* _WHAT TO PRODUCE_: Print the entries below word for word; the pictures stay out of your copy.

[Dataset records]
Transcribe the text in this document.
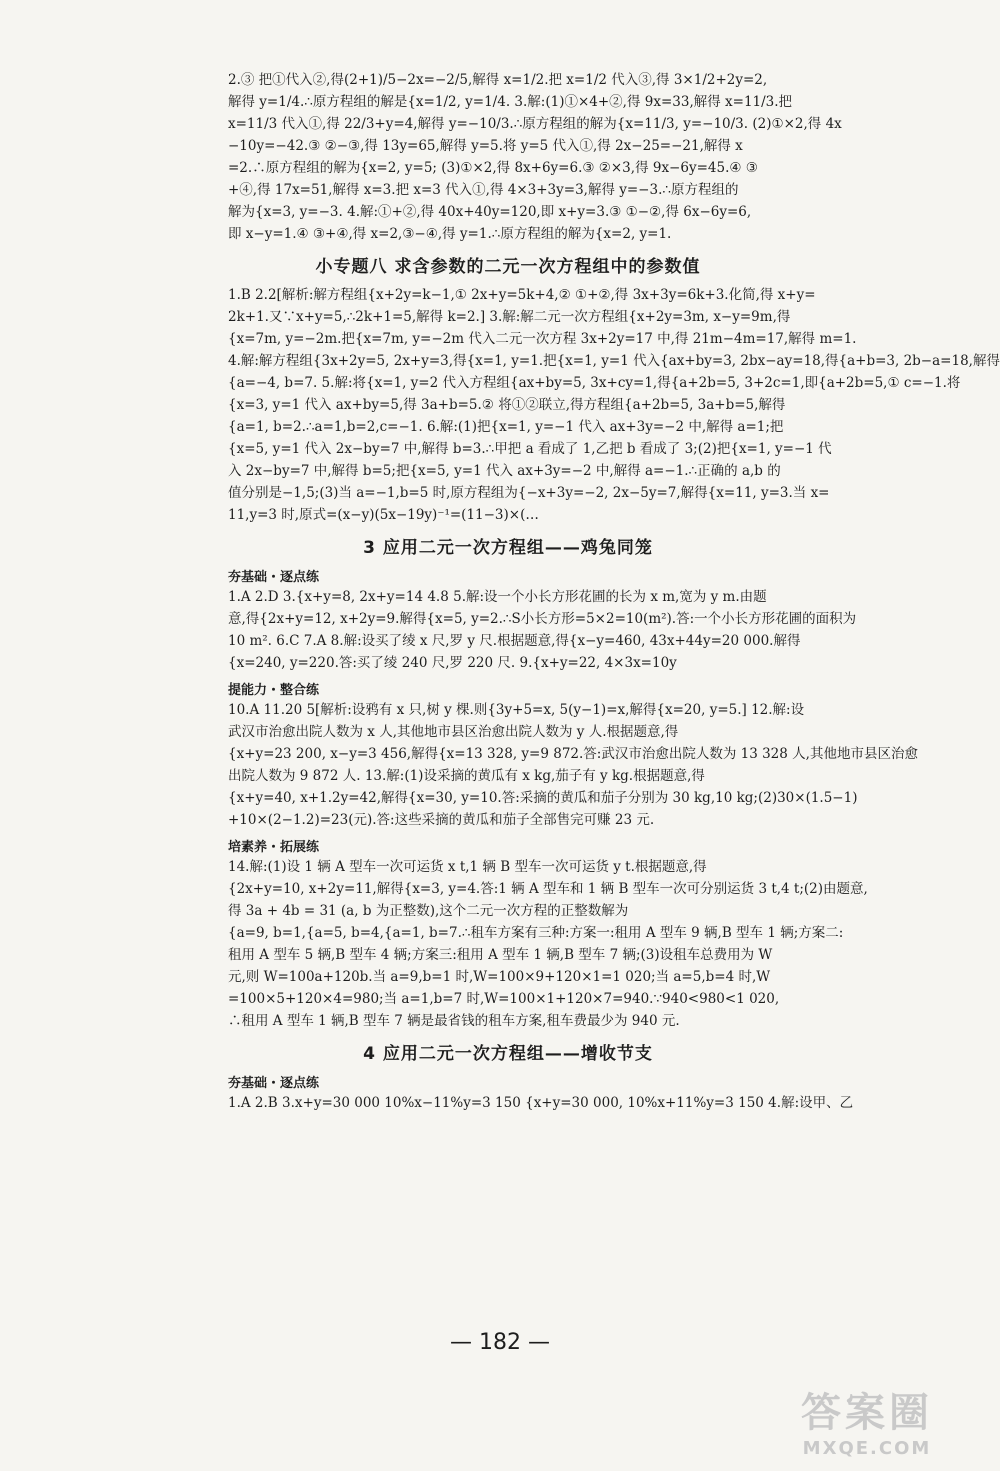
2.③ 把①代入②,得(2+1)/5−2x=−2/5,解得 x=1/2.把 x=1/2 代入③,得 3×1/2+2y=2,
解得 y=1/4.∴原方程组的解是{x=1/2, y=1/4. 3.解:(1)①×4+②,得 9x=33,解得 x=11/3.把
x=11/3 代入①,得 22/3+y=4,解得 y=−10/3.∴原方程组的解为{x=11/3, y=−10/3. (2)①×2,得 4x
−10y=−42.③ ②−③,得 13y=65,解得 y=5.将 y=5 代入①,得 2x−25=−21,解得 x
=2.∴原方程组的解为{x=2, y=5; (3)①×2,得 8x+6y=6.③ ②×3,得 9x−6y=45.④ ③
+④,得 17x=51,解得 x=3.把 x=3 代入①,得 4×3+3y=3,解得 y=−3.∴原方程组的
解为{x=3, y=−3. 4.解:①+②,得 40x+40y=120,即 x+y=3.③ ①−②,得 6x−6y=6,
即 x−y=1.④ ③+④,得 x=2,③−④,得 y=1.∴原方程组的解为{x=2, y=1.
小专题八 求含参数的二元一次方程组中的参数值
1.B 2.2[解析:解方程组{x+2y=k−1,① 2x+y=5k+4,② ①+②,得 3x+3y=6k+3.化简,得 x+y=
2k+1.又∵x+y=5,∴2k+1=5,解得 k=2.] 3.解:解二元一次方程组{x+2y=3m, x−y=9m,得
{x=7m, y=−2m.把{x=7m, y=−2m 代入二元一次方程 3x+2y=17 中,得 21m−4m=17,解得 m=1.
4.解:解方程组{3x+2y=5, 2x+y=3,得{x=1, y=1.把{x=1, y=1 代入{ax+by=3, 2bx−ay=18,得{a+b=3, 2b−a=18,解得
{a=−4, b=7. 5.解:将{x=1, y=2 代入方程组{ax+by=5, 3x+cy=1,得{a+2b=5, 3+2c=1,即{a+2b=5,① c=−1.将
{x=3, y=1 代入 ax+by=5,得 3a+b=5.② 将①②联立,得方程组{a+2b=5, 3a+b=5,解得
{a=1, b=2.∴a=1,b=2,c=−1. 6.解:(1)把{x=1, y=−1 代入 ax+3y=−2 中,解得 a=1;把
{x=5, y=1 代入 2x−by=7 中,解得 b=3.∴甲把 a 看成了 1,乙把 b 看成了 3;(2)把{x=1, y=−1 代
入 2x−by=7 中,解得 b=5;把{x=5, y=1 代入 ax+3y=−2 中,解得 a=−1.∴正确的 a,b 的
值分别是−1,5;(3)当 a=−1,b=5 时,原方程组为{−x+3y=−2, 2x−5y=7,解得{x=11, y=3.当 x=
11,y=3 时,原式=(x−y)(5x−19y)⁻¹=(11−3)×(…
3 应用二元一次方程组——鸡兔同笼
夯基础・逐点练
1.A 2.D 3.{x+y=8, 2x+y=14 4.8 5.解:设一个小长方形花圃的长为 x m,宽为 y m.由题
意,得{2x+y=12, x+2y=9.解得{x=5, y=2.∴S小长方形=5×2=10(m²).答:一个小长方形花圃的面积为
10 m². 6.C 7.A 8.解:设买了绫 x 尺,罗 y 尺.根据题意,得{x−y=460, 43x+44y=20 000.解得
{x=240, y=220.答:买了绫 240 尺,罗 220 尺. 9.{x+y=22, 4×3x=10y
提能力・整合练
10.A 11.20 5[解析:设鸦有 x 只,树 y 棵.则{3y+5=x, 5(y−1)=x,解得{x=20, y=5.] 12.解:设
武汉市治愈出院人数为 x 人,其他地市县区治愈出院人数为 y 人.根据题意,得
{x+y=23 200, x−y=3 456,解得{x=13 328, y=9 872.答:武汉市治愈出院人数为 13 328 人,其他地市县区治愈
出院人数为 9 872 人. 13.解:(1)设采摘的黄瓜有 x kg,茄子有 y kg.根据题意,得
{x+y=40, x+1.2y=42,解得{x=30, y=10.答:采摘的黄瓜和茄子分别为 30 kg,10 kg;(2)30×(1.5−1)
+10×(2−1.2)=23(元).答:这些采摘的黄瓜和茄子全部售完可赚 23 元.
培素养・拓展练
14.解:(1)设 1 辆 A 型车一次可运货 x t,1 辆 B 型车一次可运货 y t.根据题意,得
{2x+y=10, x+2y=11,解得{x=3, y=4.答:1 辆 A 型车和 1 辆 B 型车一次可分别运货 3 t,4 t;(2)由题意,
得 3a + 4b = 31 (a, b 为正整数),这个二元一次方程的正整数解为
{a=9, b=1,{a=5, b=4,{a=1, b=7.∴租车方案有三种:方案一:租用 A 型车 9 辆,B 型车 1 辆;方案二:
租用 A 型车 5 辆,B 型车 4 辆;方案三:租用 A 型车 1 辆,B 型车 7 辆;(3)设租车总费用为 W
元,则 W=100a+120b.当 a=9,b=1 时,W=100×9+120×1=1 020;当 a=5,b=4 时,W
=100×5+120×4=980;当 a=1,b=7 时,W=100×1+120×7=940.∵940<980<1 020,
∴租用 A 型车 1 辆,B 型车 7 辆是最省钱的租车方案,租车费最少为 940 元.
4 应用二元一次方程组——增收节支
夯基础・逐点练
1.A 2.B 3.x+y=30 000 10%x−11%y=3 150 {x+y=30 000, 10%x+11%y=3 150 4.解:设甲、乙
— 182 —
答案圈
MXQE.COM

* _SOLUTION TO THIS PROBLEM_:
Transcribe the text in this document.
2.③ 把①代入②,得(2+1)/5−2x=−2/5,解得 x=1/2.把 x=1/2 代入③,得 3×1/2+2y=2,
解得 y=1/4.∴原方程组的解是{x=1/2, y=1/4. 3.解:(1)①×4+②,得 9x=33,解得 x=11/3.把
x=11/3 代入①,得 22/3+y=4,解得 y=−10/3.∴原方程组的解为{x=11/3, y=−10/3. (2)①×2,得 4x
−10y=−42.③ ②−③,得 13y=65,解得 y=5.将 y=5 代入①,得 2x−25=−21,解得 x
=2.∴原方程组的解为{x=2, y=5; (3)①×2,得 8x+6y=6.③ ②×3,得 9x−6y=45.④ ③
+④,得 17x=51,解得 x=3.把 x=3 代入①,得 4×3+3y=3,解得 y=−3.∴原方程组的
解为{x=3, y=−3. 4.解:①+②,得 40x+40y=120,即 x+y=3.③ ①−②,得 6x−6y=6,
即 x−y=1.④ ③+④,得 x=2,③−④,得 y=1.∴原方程组的解为{x=2, y=1.
小专题八 求含参数的二元一次方程组中的参数值
1.B 2.2[解析:解方程组{x+2y=k−1,① 2x+y=5k+4,② ①+②,得 3x+3y=6k+3.化简,得 x+y=
2k+1.又∵x+y=5,∴2k+1=5,解得 k=2.] 3.解:解二元一次方程组{x+2y=3m, x−y=9m,得
{x=7m, y=−2m.把{x=7m, y=−2m 代入二元一次方程 3x+2y=17 中,得 21m−4m=17,解得 m=1.
4.解:解方程组{3x+2y=5, 2x+y=3,得{x=1, y=1.把{x=1, y=1 代入{ax+by=3, 2bx−ay=18,得{a+b=3, 2b−a=18,解得
{a=−4, b=7. 5.解:将{x=1, y=2 代入方程组{ax+by=5, 3x+cy=1,得{a+2b=5, 3+2c=1,即{a+2b=5,① c=−1.将
{x=3, y=1 代入 ax+by=5,得 3a+b=5.② 将①②联立,得方程组{a+2b=5, 3a+b=5,解得
{a=1, b=2.∴a=1,b=2,c=−1. 6.解:(1)把{x=1, y=−1 代入 ax+3y=−2 中,解得 a=1;把
{x=5, y=1 代入 2x−by=7 中,解得 b=3.∴甲把 a 看成了 1,乙把 b 看成了 3;(2)把{x=1, y=−1 代
入 2x−by=7 中,解得 b=5;把{x=5, y=1 代入 ax+3y=−2 中,解得 a=−1.∴正确的 a,b 的
值分别是−1,5;(3)当 a=−1,b=5 时,原方程组为{−x+3y=−2, 2x−5y=7,解得{x=11, y=3.当 x=
11,y=3 时,原式=(x−y)(5x−19y)⁻¹=(11−3)×(…
3 应用二元一次方程组——鸡兔同笼
夯基础・逐点练
1.A 2.D 3.{x+y=8, 2x+y=14 4.8 5.解:设一个小长方形花圃的长为 x m,宽为 y m.由题
意,得{2x+y=12, x+2y=9.解得{x=5, y=2.∴S小长方形=5×2=10(m²).答:一个小长方形花圃的面积为
10 m². 6.C 7.A 8.解:设买了绫 x 尺,罗 y 尺.根据题意,得{x−y=460, 43x+44y=20 000.解得
{x=240, y=220.答:买了绫 240 尺,罗 220 尺. 9.{x+y=22, 4×3x=10y
提能力・整合练
10.A 11.20 5[解析:设鸦有 x 只,树 y 棵.则{3y+5=x, 5(y−1)=x,解得{x=20, y=5.] 12.解:设
武汉市治愈出院人数为 x 人,其他地市县区治愈出院人数为 y 人.根据题意,得
{x+y=23 200, x−y=3 456,解得{x=13 328, y=9 872.答:武汉市治愈出院人数为 13 328 人,其他地市县区治愈
出院人数为 9 872 人. 13.解:(1)设采摘的黄瓜有 x kg,茄子有 y kg.根据题意,得
{x+y=40, x+1.2y=42,解得{x=30, y=10.答:采摘的黄瓜和茄子分别为 30 kg,10 kg;(2)30×(1.5−1)
+10×(2−1.2)=23(元).答:这些采摘的黄瓜和茄子全部售完可赚 23 元.
培素养・拓展练
14.解:(1)设 1 辆 A 型车一次可运货 x t,1 辆 B 型车一次可运货 y t.根据题意,得
{2x+y=10, x+2y=11,解得{x=3, y=4.答:1 辆 A 型车和 1 辆 B 型车一次可分别运货 3 t,4 t;(2)由题意,
得 3a + 4b = 31 (a, b 为正整数),这个二元一次方程的正整数解为
{a=9, b=1,{a=5, b=4,{a=1, b=7.∴租车方案有三种:方案一:租用 A 型车 9 辆,B 型车 1 辆;方案二:
租用 A 型车 5 辆,B 型车 4 辆;方案三:租用 A 型车 1 辆,B 型车 7 辆;(3)设租车总费用为 W
元,则 W=100a+120b.当 a=9,b=1 时,W=100×9+120×1=1 020;当 a=5,b=4 时,W
=100×5+120×4=980;当 a=1,b=7 时,W=100×1+120×7=940.∵940<980<1 020,
∴租用 A 型车 1 辆,B 型车 7 辆是最省钱的租车方案,租车费最少为 940 元.
4 应用二元一次方程组——增收节支
夯基础・逐点练
1.A 2.B 3.x+y=30 000 10%x−11%y=3 150 {x+y=30 000, 10%x+11%y=3 150 4.解:设甲、乙
— 182 —
答案圈
MXQE.COM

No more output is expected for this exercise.